#### The problem:
Copy each line of the data below with the word "dapat".

[Saved data entries]

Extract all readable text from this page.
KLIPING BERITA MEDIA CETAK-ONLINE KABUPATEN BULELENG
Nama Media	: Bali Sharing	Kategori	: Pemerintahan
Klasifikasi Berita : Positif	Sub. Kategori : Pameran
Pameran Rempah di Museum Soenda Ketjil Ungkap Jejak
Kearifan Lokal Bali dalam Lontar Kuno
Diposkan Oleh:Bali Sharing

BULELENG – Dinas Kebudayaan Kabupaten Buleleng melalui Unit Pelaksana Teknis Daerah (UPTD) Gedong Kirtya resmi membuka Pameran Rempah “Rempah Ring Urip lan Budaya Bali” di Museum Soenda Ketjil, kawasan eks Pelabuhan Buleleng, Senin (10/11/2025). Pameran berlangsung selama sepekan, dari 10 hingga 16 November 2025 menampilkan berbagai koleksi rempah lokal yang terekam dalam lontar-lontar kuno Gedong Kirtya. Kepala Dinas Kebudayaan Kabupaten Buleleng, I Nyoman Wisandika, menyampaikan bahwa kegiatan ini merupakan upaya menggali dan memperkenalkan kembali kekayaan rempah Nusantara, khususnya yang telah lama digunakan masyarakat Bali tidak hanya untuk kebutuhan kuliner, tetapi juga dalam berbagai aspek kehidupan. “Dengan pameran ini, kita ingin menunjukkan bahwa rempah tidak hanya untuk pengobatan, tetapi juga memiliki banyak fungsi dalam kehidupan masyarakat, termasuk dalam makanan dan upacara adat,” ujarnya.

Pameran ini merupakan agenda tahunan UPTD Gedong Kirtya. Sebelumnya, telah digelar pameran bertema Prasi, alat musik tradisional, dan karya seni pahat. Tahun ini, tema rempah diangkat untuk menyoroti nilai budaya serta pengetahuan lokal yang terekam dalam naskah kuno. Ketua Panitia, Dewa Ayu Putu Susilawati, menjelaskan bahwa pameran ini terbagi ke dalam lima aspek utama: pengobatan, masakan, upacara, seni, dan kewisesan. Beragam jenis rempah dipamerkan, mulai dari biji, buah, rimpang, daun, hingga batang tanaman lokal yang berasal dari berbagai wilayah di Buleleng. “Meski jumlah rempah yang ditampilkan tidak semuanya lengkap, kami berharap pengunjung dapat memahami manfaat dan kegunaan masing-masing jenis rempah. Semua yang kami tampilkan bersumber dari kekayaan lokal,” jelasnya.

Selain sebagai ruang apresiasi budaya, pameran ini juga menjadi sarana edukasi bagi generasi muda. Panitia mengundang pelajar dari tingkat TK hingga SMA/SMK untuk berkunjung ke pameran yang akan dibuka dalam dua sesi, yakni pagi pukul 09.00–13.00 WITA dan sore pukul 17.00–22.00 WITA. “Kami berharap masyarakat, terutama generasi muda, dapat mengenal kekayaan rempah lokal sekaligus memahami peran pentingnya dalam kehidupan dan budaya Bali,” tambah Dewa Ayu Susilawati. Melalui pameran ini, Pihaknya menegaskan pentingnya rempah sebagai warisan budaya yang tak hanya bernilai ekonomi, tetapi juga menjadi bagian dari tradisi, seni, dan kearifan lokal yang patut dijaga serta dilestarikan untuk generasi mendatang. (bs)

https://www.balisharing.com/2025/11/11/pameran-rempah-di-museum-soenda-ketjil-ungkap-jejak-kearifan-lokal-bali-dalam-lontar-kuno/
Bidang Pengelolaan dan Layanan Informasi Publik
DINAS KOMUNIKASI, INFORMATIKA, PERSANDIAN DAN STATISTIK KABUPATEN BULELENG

#### Finished exercise:
Pameran ini merupakan agenda tahunan UPTD Gedong Kirtya. Sebelumnya, telah digelar pameran bertema Prasi, alat musik tradisional, dan karya seni pahat. Tahun ini, tema rempah diangkat untuk menyoroti nilai budaya serta pengetahuan lokal yang terekam dalam naskah kuno. Ketua Panitia, Dewa Ayu Putu Susilawati, menjelaskan bahwa pameran ini terbagi ke dalam lima aspek utama: pengobatan, masakan, upacara, seni, dan kewisesan. Beragam jenis rempah dipamerkan, mulai dari biji, buah, rimpang, daun, hingga batang tanaman lokal yang berasal dari berbagai wilayah di Buleleng. “Meski jumlah rempah yang ditampilkan tidak semuanya lengkap, kami berharap pengunjung dapat memahami manfaat dan kegunaan masing-masing jenis rempah. Semua yang kami tampilkan bersumber dari kekayaan lokal,” jelasnya.
Selain sebagai ruang apresiasi budaya, pameran ini juga menjadi sarana edukasi bagi generasi muda. Panitia mengundang pelajar dari tingkat TK hingga SMA/SMK untuk berkunjung ke pameran yang akan dibuka dalam dua sesi, yakni pagi pukul 09.00–13.00 WITA dan sore pukul 17.00–22.00 WITA. “Kami berharap masyarakat, terutama generasi muda, dapat mengenal kekayaan rempah lokal sekaligus memahami peran pentingnya dalam kehidupan dan budaya Bali,” tambah Dewa Ayu Susilawati. Melalui pameran ini, Pihaknya menegaskan pentingnya rempah sebagai warisan budaya yang tak hanya bernilai ekonomi, tetapi juga menjadi bagian dari tradisi, seni, dan kearifan lokal yang patut dijaga serta dilestarikan untuk generasi mendatang. (bs)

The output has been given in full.